* [Task instructions]:
In the material below, find all lines with the string "What" and copy them.

* [Supplied entries]:
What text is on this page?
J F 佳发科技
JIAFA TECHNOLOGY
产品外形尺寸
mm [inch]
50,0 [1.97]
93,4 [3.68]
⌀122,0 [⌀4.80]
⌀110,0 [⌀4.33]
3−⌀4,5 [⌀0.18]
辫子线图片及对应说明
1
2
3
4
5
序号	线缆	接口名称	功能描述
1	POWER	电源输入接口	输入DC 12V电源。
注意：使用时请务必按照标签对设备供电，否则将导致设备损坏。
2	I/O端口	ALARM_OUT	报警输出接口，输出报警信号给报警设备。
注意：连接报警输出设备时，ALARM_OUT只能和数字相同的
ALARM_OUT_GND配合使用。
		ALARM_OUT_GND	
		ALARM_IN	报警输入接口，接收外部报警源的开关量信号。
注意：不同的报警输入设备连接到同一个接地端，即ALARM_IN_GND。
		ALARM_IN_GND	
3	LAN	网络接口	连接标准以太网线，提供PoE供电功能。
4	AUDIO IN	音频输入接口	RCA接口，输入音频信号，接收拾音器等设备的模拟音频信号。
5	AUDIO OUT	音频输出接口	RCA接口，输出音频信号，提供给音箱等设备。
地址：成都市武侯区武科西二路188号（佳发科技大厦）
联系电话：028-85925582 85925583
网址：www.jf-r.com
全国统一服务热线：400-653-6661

* * *

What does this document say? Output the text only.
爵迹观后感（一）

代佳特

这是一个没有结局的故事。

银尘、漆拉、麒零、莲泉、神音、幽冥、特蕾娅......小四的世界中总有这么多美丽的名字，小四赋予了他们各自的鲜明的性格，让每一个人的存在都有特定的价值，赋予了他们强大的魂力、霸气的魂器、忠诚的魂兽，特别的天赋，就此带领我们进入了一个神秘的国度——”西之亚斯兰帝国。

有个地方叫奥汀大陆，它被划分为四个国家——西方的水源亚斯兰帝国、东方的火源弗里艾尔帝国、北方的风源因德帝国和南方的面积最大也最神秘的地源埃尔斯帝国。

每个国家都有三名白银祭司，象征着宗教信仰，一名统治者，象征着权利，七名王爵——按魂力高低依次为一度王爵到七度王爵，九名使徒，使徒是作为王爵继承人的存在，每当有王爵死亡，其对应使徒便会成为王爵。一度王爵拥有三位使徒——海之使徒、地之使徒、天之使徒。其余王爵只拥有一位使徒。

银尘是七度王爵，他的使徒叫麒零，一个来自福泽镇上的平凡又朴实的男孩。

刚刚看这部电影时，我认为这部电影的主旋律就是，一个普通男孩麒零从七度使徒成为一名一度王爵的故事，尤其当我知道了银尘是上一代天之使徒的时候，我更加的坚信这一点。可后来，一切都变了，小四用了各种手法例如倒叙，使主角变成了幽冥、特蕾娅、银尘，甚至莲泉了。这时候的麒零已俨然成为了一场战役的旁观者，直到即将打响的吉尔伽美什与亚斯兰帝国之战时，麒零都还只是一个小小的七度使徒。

---

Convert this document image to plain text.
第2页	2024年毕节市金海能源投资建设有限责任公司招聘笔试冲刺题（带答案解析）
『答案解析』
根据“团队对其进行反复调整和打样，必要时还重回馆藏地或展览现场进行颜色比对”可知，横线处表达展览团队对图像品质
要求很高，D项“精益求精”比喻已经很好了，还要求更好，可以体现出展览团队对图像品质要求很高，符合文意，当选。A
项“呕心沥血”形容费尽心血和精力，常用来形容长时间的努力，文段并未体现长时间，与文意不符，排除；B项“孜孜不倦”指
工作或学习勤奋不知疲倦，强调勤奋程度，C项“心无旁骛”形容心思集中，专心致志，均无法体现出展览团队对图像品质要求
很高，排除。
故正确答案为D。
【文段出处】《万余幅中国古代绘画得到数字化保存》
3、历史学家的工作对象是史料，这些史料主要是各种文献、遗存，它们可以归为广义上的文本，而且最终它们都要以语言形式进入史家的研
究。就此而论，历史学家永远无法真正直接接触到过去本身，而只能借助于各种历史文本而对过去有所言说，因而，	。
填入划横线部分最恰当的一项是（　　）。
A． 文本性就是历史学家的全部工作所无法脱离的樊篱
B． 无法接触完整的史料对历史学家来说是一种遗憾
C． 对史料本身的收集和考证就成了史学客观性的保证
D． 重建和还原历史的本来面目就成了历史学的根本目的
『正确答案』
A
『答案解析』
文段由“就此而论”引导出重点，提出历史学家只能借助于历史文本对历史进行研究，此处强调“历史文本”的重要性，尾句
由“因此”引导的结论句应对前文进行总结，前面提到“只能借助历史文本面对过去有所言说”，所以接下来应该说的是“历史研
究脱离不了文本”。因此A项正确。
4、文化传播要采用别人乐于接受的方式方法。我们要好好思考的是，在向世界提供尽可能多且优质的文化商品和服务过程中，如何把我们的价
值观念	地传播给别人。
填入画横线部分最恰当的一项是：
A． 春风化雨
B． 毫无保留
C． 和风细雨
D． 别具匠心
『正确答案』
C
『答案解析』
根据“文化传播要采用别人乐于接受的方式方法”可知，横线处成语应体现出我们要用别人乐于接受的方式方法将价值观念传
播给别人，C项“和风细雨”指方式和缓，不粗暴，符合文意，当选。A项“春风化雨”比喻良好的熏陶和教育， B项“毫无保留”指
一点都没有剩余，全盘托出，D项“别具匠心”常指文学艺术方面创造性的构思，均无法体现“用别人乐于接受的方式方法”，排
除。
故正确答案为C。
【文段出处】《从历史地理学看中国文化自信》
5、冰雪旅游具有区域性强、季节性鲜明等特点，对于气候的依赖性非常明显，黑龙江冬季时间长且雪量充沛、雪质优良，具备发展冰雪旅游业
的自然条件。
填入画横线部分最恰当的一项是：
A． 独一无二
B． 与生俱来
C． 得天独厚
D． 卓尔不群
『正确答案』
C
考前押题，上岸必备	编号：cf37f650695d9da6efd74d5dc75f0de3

* [Exercise result]:
What text is on this page?
What does this document say? Output the text only.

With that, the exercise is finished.